## RECORDS TO PROCESS
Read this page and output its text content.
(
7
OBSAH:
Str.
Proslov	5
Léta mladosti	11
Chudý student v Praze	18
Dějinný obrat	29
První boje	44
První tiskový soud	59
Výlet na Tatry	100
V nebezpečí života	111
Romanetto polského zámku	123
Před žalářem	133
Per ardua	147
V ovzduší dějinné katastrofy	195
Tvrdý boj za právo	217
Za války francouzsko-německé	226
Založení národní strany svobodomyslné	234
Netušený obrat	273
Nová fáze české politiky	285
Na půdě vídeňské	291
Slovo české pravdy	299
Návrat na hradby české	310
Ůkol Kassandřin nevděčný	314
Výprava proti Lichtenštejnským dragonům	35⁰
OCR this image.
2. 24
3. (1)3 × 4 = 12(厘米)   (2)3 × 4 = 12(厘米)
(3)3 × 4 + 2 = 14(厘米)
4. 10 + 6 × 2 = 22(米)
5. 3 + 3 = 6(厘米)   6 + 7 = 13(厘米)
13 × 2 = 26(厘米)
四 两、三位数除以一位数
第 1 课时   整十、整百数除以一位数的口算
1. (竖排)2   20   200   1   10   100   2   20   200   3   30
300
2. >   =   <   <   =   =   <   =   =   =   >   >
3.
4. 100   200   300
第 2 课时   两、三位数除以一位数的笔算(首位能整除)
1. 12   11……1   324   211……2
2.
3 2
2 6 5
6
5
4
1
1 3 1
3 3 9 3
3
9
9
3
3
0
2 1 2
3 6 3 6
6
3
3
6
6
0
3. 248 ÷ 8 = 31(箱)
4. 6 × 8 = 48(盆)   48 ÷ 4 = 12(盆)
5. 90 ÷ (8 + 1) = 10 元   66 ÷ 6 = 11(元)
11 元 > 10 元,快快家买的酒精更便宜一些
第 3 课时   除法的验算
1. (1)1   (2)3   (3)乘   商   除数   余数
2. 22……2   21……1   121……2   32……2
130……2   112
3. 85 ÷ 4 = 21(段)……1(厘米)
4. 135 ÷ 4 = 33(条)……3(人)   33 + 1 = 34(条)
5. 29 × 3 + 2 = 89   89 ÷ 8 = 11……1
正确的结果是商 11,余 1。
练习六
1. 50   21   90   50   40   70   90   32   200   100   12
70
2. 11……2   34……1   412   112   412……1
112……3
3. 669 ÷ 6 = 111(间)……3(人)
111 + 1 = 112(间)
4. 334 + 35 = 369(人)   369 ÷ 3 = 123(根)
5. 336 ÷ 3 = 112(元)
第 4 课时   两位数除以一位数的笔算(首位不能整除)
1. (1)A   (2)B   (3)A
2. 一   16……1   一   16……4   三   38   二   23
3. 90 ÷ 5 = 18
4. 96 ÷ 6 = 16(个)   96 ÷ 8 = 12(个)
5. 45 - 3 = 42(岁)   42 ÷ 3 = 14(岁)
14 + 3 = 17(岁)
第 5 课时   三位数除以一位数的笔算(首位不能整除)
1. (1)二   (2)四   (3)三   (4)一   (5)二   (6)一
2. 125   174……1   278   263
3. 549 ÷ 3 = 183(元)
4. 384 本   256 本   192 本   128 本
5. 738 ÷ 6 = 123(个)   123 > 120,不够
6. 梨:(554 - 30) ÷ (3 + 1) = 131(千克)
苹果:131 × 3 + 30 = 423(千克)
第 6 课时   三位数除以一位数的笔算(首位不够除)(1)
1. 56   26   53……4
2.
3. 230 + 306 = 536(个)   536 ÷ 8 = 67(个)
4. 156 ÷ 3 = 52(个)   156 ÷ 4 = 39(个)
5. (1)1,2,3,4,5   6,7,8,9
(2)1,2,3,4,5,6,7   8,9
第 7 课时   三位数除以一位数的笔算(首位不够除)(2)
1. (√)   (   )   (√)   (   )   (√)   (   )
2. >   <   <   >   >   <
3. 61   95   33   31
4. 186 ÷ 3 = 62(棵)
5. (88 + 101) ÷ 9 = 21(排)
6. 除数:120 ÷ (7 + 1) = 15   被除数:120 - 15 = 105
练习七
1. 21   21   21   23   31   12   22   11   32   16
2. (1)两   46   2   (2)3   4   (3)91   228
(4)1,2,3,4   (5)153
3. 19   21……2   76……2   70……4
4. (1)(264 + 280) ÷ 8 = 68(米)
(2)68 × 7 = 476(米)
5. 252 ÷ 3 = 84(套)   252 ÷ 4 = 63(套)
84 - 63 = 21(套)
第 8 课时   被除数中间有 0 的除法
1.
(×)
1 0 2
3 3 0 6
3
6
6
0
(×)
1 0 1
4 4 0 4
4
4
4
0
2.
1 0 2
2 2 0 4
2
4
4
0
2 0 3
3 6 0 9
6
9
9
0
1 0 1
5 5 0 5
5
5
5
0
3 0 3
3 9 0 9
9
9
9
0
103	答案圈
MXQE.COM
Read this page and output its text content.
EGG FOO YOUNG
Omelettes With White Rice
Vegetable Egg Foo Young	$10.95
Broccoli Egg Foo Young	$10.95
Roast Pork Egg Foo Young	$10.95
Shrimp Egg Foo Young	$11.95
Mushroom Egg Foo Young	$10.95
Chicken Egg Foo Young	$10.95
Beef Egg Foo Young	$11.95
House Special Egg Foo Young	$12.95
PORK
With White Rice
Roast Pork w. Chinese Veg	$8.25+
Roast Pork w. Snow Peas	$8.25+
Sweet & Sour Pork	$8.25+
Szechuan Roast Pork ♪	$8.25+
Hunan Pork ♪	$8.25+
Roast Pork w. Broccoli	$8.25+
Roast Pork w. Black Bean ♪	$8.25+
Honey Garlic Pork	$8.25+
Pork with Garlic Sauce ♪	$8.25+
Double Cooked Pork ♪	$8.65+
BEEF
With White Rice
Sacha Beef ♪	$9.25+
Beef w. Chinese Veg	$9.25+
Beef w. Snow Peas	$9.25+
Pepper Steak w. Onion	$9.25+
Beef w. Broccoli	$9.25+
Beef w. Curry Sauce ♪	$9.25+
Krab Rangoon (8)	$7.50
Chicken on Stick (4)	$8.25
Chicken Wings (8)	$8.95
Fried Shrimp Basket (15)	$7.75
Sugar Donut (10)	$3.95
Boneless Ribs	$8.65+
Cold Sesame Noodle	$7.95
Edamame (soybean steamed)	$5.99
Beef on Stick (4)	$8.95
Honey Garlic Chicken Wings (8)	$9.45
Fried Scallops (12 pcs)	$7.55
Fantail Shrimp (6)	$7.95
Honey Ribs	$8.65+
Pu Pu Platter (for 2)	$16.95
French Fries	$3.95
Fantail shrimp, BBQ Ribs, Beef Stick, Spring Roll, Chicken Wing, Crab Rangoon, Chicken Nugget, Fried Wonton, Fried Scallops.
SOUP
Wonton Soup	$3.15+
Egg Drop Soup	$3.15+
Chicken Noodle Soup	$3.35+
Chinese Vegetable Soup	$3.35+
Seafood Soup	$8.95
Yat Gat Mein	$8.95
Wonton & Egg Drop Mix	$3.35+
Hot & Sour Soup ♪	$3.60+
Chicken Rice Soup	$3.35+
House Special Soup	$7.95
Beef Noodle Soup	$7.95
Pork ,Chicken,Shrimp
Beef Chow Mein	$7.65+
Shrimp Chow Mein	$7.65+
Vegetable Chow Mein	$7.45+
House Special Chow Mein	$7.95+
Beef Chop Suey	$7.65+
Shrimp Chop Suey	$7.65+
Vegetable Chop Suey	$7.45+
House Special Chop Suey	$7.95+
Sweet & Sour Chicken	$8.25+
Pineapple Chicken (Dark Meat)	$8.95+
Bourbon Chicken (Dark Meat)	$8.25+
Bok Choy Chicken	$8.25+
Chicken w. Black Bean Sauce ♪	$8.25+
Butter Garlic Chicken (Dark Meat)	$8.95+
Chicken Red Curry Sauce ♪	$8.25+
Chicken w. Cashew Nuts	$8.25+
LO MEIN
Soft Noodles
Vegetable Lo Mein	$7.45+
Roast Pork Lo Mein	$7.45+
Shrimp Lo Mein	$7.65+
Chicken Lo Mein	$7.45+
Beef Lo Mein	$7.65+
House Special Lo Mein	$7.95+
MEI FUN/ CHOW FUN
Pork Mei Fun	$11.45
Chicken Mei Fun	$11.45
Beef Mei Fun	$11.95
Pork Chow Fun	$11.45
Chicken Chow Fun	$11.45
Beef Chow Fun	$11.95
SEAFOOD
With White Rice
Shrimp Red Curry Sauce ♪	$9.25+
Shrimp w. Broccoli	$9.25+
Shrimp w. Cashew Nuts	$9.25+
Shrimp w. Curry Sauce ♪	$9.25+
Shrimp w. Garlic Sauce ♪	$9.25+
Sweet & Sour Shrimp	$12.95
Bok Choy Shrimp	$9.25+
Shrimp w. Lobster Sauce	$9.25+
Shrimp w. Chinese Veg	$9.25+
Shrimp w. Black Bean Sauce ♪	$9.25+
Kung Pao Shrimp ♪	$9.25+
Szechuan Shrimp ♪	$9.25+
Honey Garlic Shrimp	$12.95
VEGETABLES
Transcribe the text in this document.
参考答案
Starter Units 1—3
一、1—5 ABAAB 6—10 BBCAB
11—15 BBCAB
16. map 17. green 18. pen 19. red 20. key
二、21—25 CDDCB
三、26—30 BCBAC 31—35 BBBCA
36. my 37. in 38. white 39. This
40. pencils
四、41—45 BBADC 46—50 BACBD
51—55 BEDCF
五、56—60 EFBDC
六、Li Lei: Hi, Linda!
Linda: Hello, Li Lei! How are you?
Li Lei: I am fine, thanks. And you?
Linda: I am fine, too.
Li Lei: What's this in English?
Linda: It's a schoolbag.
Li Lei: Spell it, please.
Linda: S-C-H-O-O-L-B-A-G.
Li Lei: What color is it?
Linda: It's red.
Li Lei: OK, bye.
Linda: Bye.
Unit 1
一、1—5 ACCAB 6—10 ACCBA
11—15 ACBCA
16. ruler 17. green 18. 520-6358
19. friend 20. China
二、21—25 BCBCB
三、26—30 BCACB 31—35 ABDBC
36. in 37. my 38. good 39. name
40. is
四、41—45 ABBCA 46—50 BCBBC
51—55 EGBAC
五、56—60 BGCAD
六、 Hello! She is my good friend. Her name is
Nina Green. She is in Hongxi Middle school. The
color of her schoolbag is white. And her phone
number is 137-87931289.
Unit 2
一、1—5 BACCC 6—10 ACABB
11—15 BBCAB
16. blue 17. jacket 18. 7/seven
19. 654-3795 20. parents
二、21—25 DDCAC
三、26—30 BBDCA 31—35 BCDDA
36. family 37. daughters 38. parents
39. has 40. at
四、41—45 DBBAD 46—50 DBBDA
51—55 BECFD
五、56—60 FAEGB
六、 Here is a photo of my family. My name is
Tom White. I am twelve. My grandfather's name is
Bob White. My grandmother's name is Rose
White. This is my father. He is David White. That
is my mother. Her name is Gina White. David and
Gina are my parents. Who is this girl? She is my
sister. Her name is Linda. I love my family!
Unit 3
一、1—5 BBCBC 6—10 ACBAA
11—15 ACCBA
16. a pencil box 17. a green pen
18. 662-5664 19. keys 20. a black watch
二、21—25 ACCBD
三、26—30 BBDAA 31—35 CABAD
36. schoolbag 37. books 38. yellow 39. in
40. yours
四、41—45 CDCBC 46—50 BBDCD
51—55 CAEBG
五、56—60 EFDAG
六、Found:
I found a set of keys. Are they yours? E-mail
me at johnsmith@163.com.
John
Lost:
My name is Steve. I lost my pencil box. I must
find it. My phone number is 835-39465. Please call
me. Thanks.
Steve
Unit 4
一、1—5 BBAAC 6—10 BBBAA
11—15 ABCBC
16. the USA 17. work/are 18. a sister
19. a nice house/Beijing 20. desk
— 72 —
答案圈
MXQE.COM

## REQUEST
From the listing above, pick out each line where the word "Sweet" appears.

## WORKED SOLUTION
Sweet & Sour Pork	$8.25+
Sweet & Sour Chicken	$8.25+
Sweet & Sour Shrimp	$12.95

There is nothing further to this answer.